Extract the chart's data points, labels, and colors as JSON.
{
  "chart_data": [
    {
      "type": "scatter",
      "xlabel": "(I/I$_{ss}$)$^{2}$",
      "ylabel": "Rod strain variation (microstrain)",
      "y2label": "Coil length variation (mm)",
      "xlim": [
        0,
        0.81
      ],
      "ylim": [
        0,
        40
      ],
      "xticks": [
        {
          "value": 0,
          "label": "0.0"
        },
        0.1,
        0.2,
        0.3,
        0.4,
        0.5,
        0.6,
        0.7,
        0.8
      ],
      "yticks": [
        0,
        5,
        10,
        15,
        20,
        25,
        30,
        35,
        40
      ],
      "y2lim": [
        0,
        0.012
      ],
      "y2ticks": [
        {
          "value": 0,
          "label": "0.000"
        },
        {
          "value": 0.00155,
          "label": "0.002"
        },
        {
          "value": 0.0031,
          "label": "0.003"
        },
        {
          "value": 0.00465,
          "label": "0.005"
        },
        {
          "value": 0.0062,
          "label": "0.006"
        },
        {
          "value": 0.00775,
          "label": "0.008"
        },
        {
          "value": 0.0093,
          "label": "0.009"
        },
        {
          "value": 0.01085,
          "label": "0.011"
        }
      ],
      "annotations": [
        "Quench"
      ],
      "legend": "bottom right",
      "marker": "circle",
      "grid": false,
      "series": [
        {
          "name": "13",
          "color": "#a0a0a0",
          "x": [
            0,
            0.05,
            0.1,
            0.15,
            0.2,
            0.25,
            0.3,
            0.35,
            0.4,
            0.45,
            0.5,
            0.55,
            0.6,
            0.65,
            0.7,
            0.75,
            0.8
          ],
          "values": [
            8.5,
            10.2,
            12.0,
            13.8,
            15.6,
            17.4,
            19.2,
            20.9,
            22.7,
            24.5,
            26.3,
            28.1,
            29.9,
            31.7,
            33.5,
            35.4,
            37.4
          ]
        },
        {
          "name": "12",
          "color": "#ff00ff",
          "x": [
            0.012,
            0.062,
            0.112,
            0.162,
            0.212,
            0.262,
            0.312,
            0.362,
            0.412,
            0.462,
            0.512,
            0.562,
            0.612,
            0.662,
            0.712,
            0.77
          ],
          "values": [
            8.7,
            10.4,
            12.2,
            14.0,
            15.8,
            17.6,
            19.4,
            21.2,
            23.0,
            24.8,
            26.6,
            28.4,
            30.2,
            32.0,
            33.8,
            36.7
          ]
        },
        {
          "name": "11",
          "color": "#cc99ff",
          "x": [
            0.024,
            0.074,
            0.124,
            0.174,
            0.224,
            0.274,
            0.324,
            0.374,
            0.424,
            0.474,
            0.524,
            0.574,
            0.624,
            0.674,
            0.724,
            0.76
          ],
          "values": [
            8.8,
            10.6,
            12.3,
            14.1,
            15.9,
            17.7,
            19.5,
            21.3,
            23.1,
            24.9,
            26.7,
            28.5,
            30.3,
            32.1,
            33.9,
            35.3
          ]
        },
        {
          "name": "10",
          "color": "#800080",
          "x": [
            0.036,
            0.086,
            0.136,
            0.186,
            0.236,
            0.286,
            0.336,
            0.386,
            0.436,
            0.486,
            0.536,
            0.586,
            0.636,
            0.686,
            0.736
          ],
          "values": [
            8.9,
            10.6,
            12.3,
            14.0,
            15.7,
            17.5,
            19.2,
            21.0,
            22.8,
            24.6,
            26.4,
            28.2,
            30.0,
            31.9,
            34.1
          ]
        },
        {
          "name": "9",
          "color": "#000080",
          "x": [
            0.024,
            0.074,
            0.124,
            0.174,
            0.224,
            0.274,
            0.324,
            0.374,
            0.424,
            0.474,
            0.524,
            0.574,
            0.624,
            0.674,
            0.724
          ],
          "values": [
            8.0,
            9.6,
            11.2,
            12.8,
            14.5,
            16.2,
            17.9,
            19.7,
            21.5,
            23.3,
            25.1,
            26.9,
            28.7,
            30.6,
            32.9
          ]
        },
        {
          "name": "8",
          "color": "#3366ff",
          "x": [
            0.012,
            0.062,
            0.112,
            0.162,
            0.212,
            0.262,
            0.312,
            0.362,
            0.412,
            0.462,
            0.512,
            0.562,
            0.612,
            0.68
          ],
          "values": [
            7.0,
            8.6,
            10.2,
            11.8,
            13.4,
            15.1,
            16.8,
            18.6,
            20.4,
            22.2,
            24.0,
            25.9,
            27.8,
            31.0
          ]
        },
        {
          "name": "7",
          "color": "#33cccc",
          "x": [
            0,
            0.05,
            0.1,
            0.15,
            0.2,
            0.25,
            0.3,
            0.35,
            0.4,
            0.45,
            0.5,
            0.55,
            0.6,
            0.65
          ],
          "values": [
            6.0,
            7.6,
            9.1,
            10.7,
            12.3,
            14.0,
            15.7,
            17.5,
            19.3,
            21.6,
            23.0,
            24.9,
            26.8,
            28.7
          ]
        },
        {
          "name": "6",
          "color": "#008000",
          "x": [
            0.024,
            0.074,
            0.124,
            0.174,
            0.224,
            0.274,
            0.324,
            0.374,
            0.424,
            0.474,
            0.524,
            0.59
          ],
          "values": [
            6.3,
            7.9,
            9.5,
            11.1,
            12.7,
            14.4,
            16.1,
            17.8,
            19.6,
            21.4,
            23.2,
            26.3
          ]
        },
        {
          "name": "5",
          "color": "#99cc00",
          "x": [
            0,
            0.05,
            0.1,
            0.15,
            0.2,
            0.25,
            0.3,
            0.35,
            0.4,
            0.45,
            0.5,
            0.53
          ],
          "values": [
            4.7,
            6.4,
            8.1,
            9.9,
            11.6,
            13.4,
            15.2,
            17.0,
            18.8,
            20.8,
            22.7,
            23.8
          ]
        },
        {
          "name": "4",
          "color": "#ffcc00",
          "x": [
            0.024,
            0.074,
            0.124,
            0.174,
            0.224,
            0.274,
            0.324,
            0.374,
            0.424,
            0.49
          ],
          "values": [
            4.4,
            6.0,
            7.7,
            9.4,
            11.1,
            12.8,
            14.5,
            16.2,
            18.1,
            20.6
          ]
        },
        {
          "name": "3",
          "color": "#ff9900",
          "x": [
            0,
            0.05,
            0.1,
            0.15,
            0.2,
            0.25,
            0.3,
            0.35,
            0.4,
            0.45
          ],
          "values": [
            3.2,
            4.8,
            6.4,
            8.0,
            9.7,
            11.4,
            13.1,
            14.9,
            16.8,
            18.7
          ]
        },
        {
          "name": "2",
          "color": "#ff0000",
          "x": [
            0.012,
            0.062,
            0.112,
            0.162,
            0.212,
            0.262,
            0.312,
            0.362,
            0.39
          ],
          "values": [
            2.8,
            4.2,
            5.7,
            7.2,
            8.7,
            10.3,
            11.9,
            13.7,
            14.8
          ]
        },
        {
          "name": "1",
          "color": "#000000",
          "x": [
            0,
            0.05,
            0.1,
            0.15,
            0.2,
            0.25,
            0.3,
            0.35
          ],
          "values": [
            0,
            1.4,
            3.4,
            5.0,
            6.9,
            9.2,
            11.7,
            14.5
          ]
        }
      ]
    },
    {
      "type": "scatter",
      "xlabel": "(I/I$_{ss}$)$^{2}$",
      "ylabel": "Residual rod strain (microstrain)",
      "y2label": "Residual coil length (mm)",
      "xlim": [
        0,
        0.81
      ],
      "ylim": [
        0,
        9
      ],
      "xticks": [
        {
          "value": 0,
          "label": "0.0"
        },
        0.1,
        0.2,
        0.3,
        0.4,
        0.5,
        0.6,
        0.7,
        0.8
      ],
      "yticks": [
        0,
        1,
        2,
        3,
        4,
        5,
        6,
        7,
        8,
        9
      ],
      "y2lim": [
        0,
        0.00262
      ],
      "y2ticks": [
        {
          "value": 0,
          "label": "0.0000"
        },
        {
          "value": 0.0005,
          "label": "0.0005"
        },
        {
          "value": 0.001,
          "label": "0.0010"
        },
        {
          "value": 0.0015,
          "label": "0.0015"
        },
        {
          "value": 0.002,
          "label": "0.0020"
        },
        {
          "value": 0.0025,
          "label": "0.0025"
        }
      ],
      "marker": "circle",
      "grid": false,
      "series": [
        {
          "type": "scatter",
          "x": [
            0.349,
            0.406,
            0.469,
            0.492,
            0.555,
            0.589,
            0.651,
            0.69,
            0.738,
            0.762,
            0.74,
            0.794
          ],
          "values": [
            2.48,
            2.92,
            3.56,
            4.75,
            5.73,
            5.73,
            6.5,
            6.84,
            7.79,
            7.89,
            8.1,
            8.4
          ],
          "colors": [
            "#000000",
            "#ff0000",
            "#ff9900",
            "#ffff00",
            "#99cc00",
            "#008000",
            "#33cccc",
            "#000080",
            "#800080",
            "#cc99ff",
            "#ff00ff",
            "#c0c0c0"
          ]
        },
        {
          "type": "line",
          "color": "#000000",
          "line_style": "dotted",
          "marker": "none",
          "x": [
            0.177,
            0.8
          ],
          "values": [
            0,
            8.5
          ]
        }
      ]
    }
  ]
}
_ _ _ _ _ _ _
◆ What you will do: Filter for "microstrain". Return all lines that hold it.

◆ Result below:
      "ylabel": "Rod strain variation (microstrain)",
      "ylabel": "Residual rod strain (microstrain)",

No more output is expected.